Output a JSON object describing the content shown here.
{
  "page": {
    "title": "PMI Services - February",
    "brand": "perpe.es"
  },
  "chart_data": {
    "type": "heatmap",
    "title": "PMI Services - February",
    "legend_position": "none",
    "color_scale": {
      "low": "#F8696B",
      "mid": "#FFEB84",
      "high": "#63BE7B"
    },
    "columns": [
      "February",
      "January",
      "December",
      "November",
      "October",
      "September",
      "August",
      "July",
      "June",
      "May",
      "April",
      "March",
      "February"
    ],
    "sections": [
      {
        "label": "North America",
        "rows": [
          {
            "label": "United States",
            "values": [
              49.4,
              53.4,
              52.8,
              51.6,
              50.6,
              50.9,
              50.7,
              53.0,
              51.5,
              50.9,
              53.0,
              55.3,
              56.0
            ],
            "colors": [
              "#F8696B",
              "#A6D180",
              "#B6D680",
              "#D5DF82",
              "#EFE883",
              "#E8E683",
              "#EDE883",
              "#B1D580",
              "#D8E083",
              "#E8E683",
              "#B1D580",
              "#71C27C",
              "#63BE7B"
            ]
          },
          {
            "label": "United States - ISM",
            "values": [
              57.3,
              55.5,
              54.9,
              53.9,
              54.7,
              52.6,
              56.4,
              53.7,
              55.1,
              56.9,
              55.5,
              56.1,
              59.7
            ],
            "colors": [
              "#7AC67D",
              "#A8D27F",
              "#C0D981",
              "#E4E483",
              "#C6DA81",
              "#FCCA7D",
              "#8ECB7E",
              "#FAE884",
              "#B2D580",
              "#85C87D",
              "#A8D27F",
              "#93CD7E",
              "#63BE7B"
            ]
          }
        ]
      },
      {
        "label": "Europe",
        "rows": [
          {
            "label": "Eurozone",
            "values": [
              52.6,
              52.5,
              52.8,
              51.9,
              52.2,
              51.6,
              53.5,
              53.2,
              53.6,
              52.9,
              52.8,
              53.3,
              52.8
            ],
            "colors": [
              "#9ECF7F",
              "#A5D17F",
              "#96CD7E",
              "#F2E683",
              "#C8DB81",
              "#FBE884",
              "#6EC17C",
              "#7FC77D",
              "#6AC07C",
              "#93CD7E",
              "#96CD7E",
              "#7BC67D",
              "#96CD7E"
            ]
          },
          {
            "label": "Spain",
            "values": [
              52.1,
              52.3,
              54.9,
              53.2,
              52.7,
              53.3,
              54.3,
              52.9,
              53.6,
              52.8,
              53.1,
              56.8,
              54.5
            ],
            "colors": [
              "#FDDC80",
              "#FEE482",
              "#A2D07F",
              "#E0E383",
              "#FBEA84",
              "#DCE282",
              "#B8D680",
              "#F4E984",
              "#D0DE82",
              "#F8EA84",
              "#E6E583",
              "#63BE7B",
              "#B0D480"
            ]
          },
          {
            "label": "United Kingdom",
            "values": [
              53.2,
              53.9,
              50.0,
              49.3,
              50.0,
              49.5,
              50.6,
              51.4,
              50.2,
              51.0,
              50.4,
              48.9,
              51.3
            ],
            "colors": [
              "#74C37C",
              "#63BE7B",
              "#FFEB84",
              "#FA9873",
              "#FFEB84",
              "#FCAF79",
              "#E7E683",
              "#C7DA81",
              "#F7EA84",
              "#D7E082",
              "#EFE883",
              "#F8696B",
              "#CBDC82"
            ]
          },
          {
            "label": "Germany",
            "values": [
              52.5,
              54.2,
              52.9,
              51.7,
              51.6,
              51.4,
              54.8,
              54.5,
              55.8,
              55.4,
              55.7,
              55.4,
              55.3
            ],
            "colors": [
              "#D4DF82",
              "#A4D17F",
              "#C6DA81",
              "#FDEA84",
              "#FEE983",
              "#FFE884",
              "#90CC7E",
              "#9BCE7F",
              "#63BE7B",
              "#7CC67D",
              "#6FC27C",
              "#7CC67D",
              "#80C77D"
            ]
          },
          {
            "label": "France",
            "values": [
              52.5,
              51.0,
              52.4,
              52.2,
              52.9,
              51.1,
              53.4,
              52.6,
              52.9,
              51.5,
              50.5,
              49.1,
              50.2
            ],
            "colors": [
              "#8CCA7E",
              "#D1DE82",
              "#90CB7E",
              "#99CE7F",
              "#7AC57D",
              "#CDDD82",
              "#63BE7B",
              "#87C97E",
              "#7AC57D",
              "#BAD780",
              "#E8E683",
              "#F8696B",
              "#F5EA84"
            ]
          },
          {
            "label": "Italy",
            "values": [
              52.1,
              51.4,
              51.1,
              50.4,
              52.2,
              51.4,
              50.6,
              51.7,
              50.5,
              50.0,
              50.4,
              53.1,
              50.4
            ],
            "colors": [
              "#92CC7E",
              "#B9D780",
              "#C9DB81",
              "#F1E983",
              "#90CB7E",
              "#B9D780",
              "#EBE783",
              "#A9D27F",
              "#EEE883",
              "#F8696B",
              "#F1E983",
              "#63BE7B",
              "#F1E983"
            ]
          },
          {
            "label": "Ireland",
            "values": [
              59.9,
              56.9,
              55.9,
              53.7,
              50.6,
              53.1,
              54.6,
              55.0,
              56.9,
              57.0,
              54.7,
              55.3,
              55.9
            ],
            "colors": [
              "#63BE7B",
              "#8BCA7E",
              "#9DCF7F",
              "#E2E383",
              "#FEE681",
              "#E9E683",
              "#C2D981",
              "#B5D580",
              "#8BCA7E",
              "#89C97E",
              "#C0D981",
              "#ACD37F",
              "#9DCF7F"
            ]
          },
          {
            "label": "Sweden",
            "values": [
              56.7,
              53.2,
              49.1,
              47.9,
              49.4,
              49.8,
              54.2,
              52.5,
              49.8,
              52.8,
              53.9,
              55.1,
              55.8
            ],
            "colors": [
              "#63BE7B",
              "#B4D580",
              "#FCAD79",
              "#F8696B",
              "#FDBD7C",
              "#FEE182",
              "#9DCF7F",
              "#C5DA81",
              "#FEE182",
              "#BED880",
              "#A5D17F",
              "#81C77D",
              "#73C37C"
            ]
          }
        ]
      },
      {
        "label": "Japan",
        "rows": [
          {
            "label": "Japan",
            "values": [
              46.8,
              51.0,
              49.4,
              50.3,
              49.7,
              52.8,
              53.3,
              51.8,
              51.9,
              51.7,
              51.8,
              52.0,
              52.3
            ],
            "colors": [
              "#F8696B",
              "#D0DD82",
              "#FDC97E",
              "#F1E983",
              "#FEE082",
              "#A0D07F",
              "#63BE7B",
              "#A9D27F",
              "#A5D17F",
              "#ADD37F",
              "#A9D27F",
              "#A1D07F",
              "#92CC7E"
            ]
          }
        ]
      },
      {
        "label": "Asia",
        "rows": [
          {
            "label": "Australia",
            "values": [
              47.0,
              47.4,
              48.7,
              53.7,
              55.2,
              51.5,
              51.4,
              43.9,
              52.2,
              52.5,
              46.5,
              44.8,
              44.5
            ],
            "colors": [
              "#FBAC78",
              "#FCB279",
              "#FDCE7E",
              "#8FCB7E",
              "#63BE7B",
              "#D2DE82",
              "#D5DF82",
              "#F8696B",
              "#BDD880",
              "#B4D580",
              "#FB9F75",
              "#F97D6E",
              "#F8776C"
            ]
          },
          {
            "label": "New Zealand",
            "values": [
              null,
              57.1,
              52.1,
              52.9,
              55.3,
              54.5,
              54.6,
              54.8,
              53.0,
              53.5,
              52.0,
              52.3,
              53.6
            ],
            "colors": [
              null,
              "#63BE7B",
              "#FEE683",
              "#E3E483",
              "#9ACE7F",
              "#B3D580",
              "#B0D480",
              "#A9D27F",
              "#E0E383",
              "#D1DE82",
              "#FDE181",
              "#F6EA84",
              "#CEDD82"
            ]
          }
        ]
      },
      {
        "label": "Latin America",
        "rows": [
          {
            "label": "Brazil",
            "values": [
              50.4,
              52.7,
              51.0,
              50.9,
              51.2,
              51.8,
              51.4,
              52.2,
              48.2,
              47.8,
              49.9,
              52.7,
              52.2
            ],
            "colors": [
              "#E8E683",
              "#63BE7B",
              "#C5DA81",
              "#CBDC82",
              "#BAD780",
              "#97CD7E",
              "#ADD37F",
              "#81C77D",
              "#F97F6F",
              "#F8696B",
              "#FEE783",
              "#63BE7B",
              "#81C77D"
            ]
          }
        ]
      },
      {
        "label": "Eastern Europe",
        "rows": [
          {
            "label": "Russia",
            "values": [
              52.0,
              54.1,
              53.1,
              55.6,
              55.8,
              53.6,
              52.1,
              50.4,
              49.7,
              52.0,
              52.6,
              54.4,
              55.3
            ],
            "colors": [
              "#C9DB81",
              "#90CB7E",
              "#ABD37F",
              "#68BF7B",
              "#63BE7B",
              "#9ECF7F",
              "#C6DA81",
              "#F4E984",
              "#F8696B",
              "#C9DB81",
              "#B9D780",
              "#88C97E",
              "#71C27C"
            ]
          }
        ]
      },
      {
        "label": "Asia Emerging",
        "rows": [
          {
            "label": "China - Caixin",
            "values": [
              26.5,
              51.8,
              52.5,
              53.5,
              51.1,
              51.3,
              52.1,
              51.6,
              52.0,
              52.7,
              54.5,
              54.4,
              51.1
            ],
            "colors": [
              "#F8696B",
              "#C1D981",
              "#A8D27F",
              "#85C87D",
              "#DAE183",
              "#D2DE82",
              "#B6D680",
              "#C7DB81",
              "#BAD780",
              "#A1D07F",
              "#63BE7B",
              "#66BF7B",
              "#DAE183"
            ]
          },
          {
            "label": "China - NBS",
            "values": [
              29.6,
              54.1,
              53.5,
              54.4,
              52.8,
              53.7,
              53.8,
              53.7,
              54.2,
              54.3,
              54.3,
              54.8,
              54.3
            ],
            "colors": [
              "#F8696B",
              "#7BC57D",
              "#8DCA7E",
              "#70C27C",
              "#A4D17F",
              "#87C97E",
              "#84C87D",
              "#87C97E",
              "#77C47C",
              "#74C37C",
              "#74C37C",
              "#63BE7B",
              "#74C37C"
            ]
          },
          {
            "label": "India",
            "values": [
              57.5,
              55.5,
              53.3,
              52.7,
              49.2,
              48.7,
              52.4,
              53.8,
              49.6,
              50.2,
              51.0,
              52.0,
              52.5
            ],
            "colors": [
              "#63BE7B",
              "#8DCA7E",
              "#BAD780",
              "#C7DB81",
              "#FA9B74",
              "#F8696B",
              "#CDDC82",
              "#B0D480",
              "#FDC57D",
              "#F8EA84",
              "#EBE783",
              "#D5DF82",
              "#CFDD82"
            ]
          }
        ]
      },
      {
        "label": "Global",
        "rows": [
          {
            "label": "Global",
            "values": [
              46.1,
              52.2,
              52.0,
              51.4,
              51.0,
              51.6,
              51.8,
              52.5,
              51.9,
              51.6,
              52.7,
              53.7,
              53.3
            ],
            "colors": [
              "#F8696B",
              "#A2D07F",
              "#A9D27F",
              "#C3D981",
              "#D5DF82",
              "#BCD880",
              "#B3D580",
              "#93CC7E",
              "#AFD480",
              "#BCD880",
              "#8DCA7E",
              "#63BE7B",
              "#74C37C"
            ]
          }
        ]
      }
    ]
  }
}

================

◆ **WHAT IS BEING ASKED**: Pull out each line of the listing that holds the string "United".

◆ **WRITTEN RESPONSE**:
            "label": "United States",
            "label": "United States - ISM",
            "label": "United Kingdom",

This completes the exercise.